* _WORK TO DO_:
Retype all the records with nothing changed.

* _RECORD EXCERPTS_:
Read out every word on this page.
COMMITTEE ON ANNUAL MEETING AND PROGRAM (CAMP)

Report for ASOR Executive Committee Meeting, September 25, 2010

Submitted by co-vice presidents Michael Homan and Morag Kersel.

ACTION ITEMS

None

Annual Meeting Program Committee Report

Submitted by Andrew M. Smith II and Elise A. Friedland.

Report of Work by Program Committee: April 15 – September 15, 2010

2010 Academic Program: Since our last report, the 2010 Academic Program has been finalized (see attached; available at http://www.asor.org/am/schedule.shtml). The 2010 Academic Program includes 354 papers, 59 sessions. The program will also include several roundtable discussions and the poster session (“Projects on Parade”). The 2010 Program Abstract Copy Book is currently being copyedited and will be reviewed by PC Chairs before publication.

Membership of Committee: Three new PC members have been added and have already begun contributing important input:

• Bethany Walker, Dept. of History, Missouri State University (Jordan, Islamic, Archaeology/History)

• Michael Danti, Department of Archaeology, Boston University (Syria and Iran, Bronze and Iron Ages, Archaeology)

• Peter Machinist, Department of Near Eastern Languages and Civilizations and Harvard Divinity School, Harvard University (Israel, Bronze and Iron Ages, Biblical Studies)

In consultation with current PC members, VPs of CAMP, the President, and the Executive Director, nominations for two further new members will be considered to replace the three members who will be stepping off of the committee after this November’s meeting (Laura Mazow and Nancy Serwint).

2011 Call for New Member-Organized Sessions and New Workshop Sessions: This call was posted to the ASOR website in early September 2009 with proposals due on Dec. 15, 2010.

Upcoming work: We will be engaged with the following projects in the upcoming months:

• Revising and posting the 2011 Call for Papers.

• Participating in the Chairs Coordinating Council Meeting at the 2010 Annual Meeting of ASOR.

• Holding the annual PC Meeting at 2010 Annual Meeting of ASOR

* _RESULT_:
Read out every word on this page.
COMMITTEE ON ANNUAL MEETING AND PROGRAM (CAMP)

Report for ASOR Executive Committee Meeting, September 25, 2010

Submitted by co-vice presidents Michael Homan and Morag Kersel.

ACTION ITEMS

None

Annual Meeting Program Committee Report

Submitted by Andrew M. Smith II and Elise A. Friedland.

Report of Work by Program Committee: April 15 – September 15, 2010

2010 Academic Program: Since our last report, the 2010 Academic Program has been finalized (see attached; available at http://www.asor.org/am/schedule.shtml). The 2010 Academic Program includes 354 papers, 59 sessions. The program will also include several roundtable discussions and the poster session (“Projects on Parade”). The 2010 Program Abstract Copy Book is currently being copyedited and will be reviewed by PC Chairs before publication.

Membership of Committee: Three new PC members have been added and have already begun contributing important input:

• Bethany Walker, Dept. of History, Missouri State University (Jordan, Islamic, Archaeology/History)

• Michael Danti, Department of Archaeology, Boston University (Syria and Iran, Bronze and Iron Ages, Archaeology)

• Peter Machinist, Department of Near Eastern Languages and Civilizations and Harvard Divinity School, Harvard University (Israel, Bronze and Iron Ages, Biblical Studies)

In consultation with current PC members, VPs of CAMP, the President, and the Executive Director, nominations for two further new members will be considered to replace the three members who will be stepping off of the committee after this November’s meeting (Laura Mazow and Nancy Serwint).

2011 Call for New Member-Organized Sessions and New Workshop Sessions: This call was posted to the ASOR website in early September 2009 with proposals due on Dec. 15, 2010.

Upcoming work: We will be engaged with the following projects in the upcoming months:

• Revising and posting the 2011 Call for Papers.

• Participating in the Chairs Coordinating Council Meeting at the 2010 Annual Meeting of ASOR.

• Holding the annual PC Meeting at 2010 Annual Meeting of ASOR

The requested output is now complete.